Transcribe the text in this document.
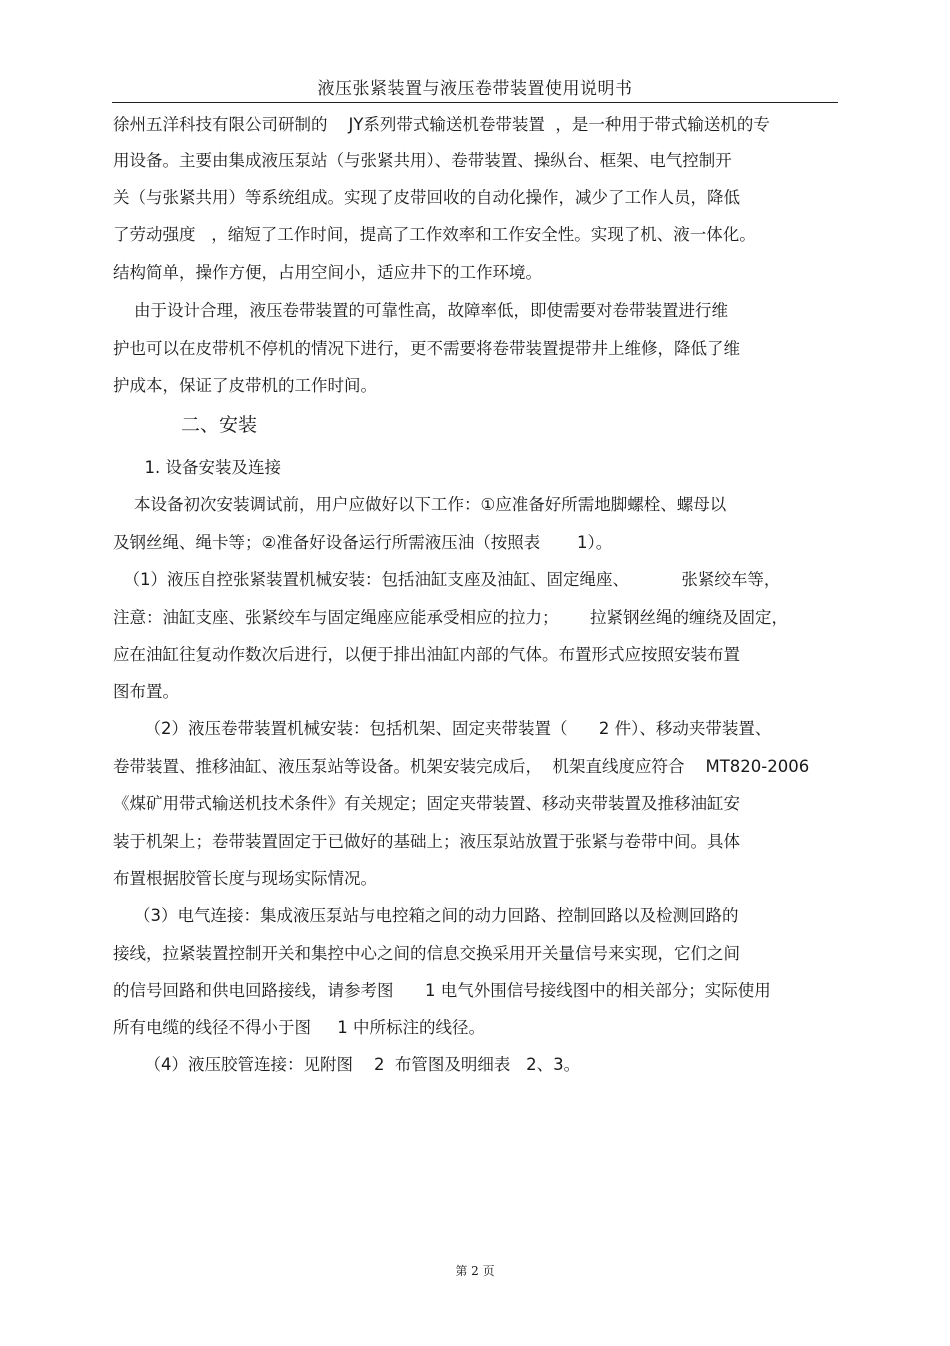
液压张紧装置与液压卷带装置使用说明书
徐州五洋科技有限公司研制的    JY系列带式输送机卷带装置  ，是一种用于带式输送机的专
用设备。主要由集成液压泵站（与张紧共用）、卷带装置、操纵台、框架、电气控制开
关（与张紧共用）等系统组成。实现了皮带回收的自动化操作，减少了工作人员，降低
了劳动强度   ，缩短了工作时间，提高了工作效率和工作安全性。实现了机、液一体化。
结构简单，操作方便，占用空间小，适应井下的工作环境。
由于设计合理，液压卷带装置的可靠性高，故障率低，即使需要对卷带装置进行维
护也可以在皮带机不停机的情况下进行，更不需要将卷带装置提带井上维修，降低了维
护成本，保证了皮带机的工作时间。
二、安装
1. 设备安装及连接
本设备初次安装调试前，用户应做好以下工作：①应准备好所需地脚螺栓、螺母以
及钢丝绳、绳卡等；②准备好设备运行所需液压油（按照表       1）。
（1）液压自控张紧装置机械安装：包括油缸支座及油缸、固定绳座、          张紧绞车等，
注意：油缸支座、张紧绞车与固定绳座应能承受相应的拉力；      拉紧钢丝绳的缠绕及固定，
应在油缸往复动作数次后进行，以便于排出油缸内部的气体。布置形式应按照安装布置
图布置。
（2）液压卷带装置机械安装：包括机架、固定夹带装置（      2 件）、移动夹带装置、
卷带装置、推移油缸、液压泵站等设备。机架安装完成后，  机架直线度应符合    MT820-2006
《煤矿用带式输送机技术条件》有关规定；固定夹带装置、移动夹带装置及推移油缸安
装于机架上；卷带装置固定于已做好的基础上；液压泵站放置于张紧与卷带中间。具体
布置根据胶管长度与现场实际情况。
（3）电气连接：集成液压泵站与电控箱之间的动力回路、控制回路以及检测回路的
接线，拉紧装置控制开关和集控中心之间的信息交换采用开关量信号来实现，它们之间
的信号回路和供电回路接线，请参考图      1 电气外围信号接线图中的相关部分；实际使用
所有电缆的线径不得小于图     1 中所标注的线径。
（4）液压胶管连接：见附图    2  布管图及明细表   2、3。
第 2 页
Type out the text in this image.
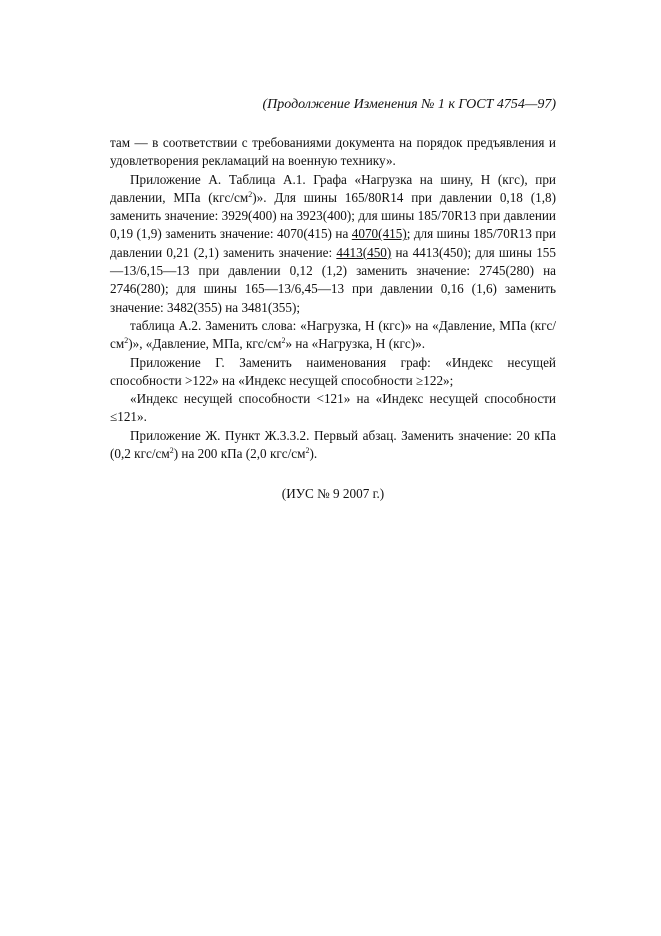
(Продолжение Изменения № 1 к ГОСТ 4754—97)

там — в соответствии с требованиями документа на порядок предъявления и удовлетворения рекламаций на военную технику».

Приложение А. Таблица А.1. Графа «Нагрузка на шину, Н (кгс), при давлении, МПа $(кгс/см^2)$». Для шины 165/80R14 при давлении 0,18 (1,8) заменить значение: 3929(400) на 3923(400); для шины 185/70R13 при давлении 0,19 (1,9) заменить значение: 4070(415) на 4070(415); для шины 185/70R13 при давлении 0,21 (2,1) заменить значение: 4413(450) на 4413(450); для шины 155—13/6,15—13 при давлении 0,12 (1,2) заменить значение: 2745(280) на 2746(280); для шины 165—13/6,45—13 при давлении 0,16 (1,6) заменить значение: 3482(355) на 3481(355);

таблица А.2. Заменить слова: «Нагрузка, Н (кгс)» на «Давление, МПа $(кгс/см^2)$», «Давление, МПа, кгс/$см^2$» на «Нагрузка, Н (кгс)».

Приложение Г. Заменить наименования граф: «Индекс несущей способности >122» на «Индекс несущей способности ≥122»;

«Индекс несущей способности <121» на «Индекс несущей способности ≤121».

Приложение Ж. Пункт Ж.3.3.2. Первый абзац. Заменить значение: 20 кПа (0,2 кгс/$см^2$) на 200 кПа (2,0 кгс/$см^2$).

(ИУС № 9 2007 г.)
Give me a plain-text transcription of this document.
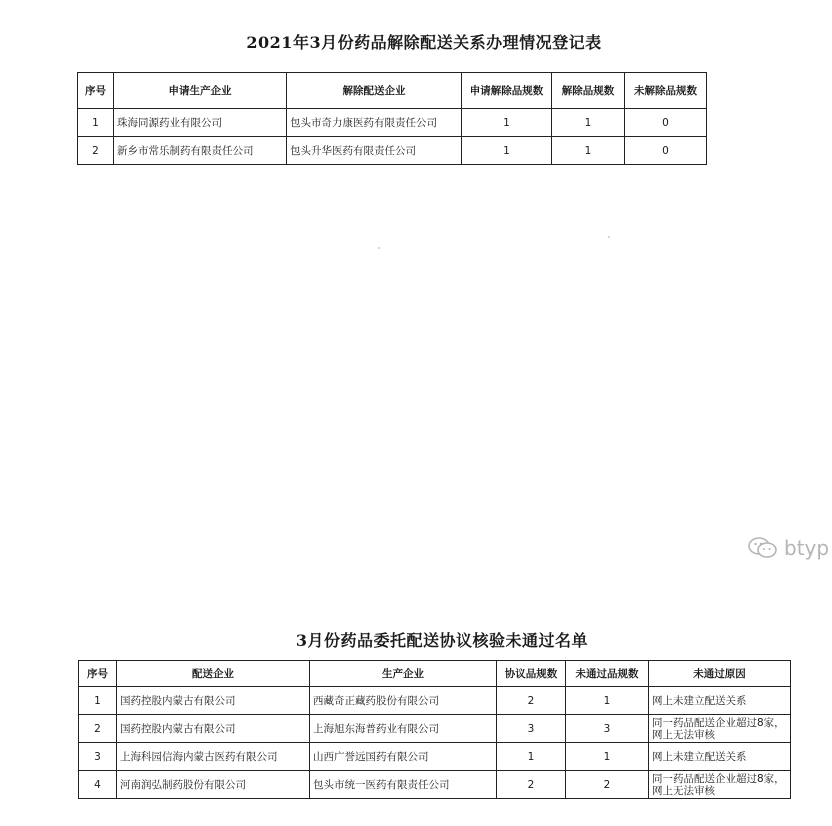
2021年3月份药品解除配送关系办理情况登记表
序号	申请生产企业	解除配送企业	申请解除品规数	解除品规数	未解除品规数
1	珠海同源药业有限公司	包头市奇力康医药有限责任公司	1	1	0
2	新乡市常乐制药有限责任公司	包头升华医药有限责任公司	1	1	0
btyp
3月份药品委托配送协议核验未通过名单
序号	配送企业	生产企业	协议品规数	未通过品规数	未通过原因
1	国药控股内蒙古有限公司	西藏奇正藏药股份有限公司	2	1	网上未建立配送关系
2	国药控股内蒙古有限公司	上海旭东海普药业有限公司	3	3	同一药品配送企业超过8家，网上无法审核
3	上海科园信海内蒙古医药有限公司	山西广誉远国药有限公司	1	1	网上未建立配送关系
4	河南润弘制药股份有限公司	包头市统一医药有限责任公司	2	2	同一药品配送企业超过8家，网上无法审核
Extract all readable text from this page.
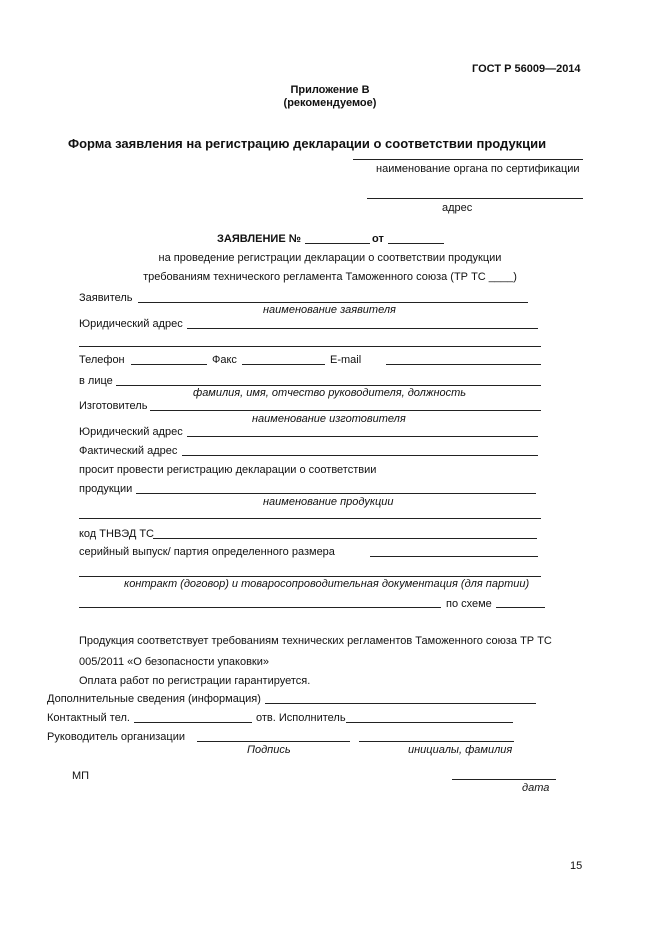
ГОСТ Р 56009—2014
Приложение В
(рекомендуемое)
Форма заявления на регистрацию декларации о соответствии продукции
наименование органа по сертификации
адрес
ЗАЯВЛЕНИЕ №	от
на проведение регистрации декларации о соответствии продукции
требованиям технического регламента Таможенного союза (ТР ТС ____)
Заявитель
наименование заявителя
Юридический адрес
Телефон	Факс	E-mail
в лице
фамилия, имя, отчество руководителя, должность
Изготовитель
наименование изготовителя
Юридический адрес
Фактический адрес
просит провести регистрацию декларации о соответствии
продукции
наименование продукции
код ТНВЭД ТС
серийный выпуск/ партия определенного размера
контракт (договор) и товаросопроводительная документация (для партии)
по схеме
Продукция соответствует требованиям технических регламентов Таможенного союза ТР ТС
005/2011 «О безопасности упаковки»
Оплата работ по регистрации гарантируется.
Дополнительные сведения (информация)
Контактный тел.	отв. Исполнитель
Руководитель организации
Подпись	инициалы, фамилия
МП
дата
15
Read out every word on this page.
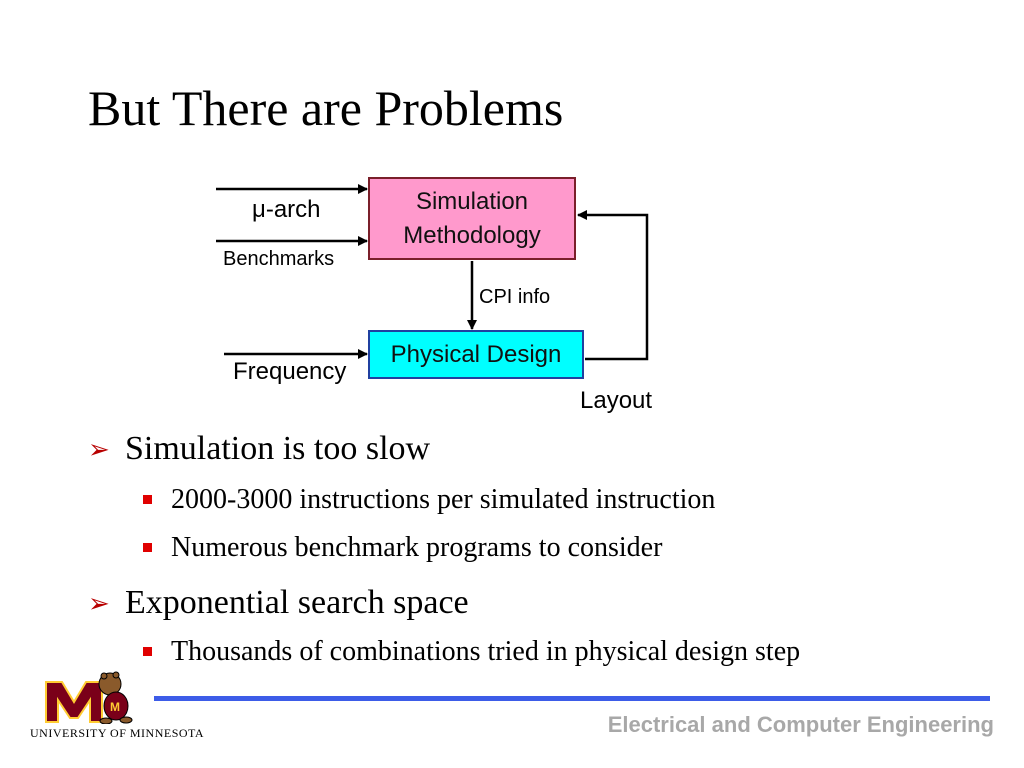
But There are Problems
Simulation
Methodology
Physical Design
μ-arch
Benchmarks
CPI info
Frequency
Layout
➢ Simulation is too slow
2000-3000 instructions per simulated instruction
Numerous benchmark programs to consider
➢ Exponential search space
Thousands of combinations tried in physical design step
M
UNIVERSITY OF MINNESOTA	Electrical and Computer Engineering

Task details → Write out all the entries exactly, except for the pictures.

Exercise solution →
Transcribe the text in this document.
液压张紧装置与液压卷带装置使用说明书
徐州五洋科技有限公司研制的    JY系列带式输送机卷带装置  ，是一种用于带式输送机的专
用设备。主要由集成液压泵站（与张紧共用）、卷带装置、操纵台、框架、电气控制开
关（与张紧共用）等系统组成。实现了皮带回收的自动化操作，减少了工作人员，降低
了劳动强度   ，缩短了工作时间，提高了工作效率和工作安全性。实现了机、液一体化。
结构简单，操作方便，占用空间小，适应井下的工作环境。
由于设计合理，液压卷带装置的可靠性高，故障率低，即使需要对卷带装置进行维
护也可以在皮带机不停机的情况下进行，更不需要将卷带装置提带井上维修，降低了维
护成本，保证了皮带机的工作时间。
二、安装
1. 设备安装及连接
本设备初次安装调试前，用户应做好以下工作：①应准备好所需地脚螺栓、螺母以
及钢丝绳、绳卡等；②准备好设备运行所需液压油（按照表       1）。
（1）液压自控张紧装置机械安装：包括油缸支座及油缸、固定绳座、          张紧绞车等，
注意：油缸支座、张紧绞车与固定绳座应能承受相应的拉力；      拉紧钢丝绳的缠绕及固定，
应在油缸往复动作数次后进行，以便于排出油缸内部的气体。布置形式应按照安装布置
图布置。
（2）液压卷带装置机械安装：包括机架、固定夹带装置（      2 件）、移动夹带装置、
卷带装置、推移油缸、液压泵站等设备。机架安装完成后，  机架直线度应符合    MT820-2006
《煤矿用带式输送机技术条件》有关规定；固定夹带装置、移动夹带装置及推移油缸安
装于机架上；卷带装置固定于已做好的基础上；液压泵站放置于张紧与卷带中间。具体
布置根据胶管长度与现场实际情况。
（3）电气连接：集成液压泵站与电控箱之间的动力回路、控制回路以及检测回路的
接线，拉紧装置控制开关和集控中心之间的信息交换采用开关量信号来实现，它们之间
的信号回路和供电回路接线，请参考图      1 电气外围信号接线图中的相关部分；实际使用
所有电缆的线径不得小于图     1 中所标注的线径。
（4）液压胶管连接：见附图    2  布管图及明细表   2、3。
第 2 页
Type out the text in this image.
(Продолжение Изменения № 1 к ГОСТ 4754—97)

там — в соответствии с требованиями документа на порядок предъявления и удовлетворения рекламаций на военную технику».

Приложение А. Таблица А.1. Графа «Нагрузка на шину, Н (кгс), при давлении, МПа $(кгс/см^2)$». Для шины 165/80R14 при давлении 0,18 (1,8) заменить значение: 3929(400) на 3923(400); для шины 185/70R13 при давлении 0,19 (1,9) заменить значение: 4070(415) на 4070(415); для шины 185/70R13 при давлении 0,21 (2,1) заменить значение: 4413(450) на 4413(450); для шины 155—13/6,15—13 при давлении 0,12 (1,2) заменить значение: 2745(280) на 2746(280); для шины 165—13/6,45—13 при давлении 0,16 (1,6) заменить значение: 3482(355) на 3481(355);

таблица А.2. Заменить слова: «Нагрузка, Н (кгс)» на «Давление, МПа $(кгс/см^2)$», «Давление, МПа, кгс/$см^2$» на «Нагрузка, Н (кгс)».

Приложение Г. Заменить наименования граф: «Индекс несущей способности >122» на «Индекс несущей способности ≥122»;

«Индекс несущей способности <121» на «Индекс несущей способности ≤121».

Приложение Ж. Пункт Ж.3.3.2. Первый абзац. Заменить значение: 20 кПа (0,2 кгс/$см^2$) на 200 кПа (2,0 кгс/$см^2$).

(ИУС № 9 2007 г.)
Give me a plain-text transcription of this document.
2021年3月份药品解除配送关系办理情况登记表
序号	申请生产企业	解除配送企业	申请解除品规数	解除品规数	未解除品规数
1	珠海同源药业有限公司	包头市奇力康医药有限责任公司	1	1	0
2	新乡市常乐制药有限责任公司	包头升华医药有限责任公司	1	1	0
btyp
3月份药品委托配送协议核验未通过名单
序号	配送企业	生产企业	协议品规数	未通过品规数	未通过原因
1	国药控股内蒙古有限公司	西藏奇正藏药股份有限公司	2	1	网上未建立配送关系
2	国药控股内蒙古有限公司	上海旭东海普药业有限公司	3	3	同一药品配送企业超过8家，网上无法审核
3	上海科园信海内蒙古医药有限公司	山西广誉远国药有限公司	1	1	网上未建立配送关系
4	河南润弘制药股份有限公司	包头市统一医药有限责任公司	2	2	同一药品配送企业超过8家，网上无法审核
Extract all readable text from this page.
ГОСТ Р 56009—2014
Приложение В
(рекомендуемое)
Форма заявления на регистрацию декларации о соответствии продукции
наименование органа по сертификации
адрес
ЗАЯВЛЕНИЕ №	от
на проведение регистрации декларации о соответствии продукции
требованиям технического регламента Таможенного союза (ТР ТС ____)
Заявитель
наименование заявителя
Юридический адрес
Телефон	Факс	E-mail
в лице
фамилия, имя, отчество руководителя, должность
Изготовитель
наименование изготовителя
Юридический адрес
Фактический адрес
просит провести регистрацию декларации о соответствии
продукции
наименование продукции
код ТНВЭД ТС
серийный выпуск/ партия определенного размера
контракт (договор) и товаросопроводительная документация (для партии)
по схеме
Продукция соответствует требованиям технических регламентов Таможенного союза ТР ТС
005/2011 «О безопасности упаковки»
Оплата работ по регистрации гарантируется.
Дополнительные сведения (информация)
Контактный тел.	отв. Исполнитель
Руководитель организации
Подпись	инициалы, фамилия
МП
дата
15
Read out every word on this page.
But There are Problems
Simulation
Methodology
Physical Design
μ-arch
Benchmarks
CPI info
Frequency
Layout
➢ Simulation is too slow
2000-3000 instructions per simulated instruction
Numerous benchmark programs to consider
➢ Exponential search space
Thousands of combinations tried in physical design step
M
UNIVERSITY OF MINNESOTA	Electrical and Computer Engineering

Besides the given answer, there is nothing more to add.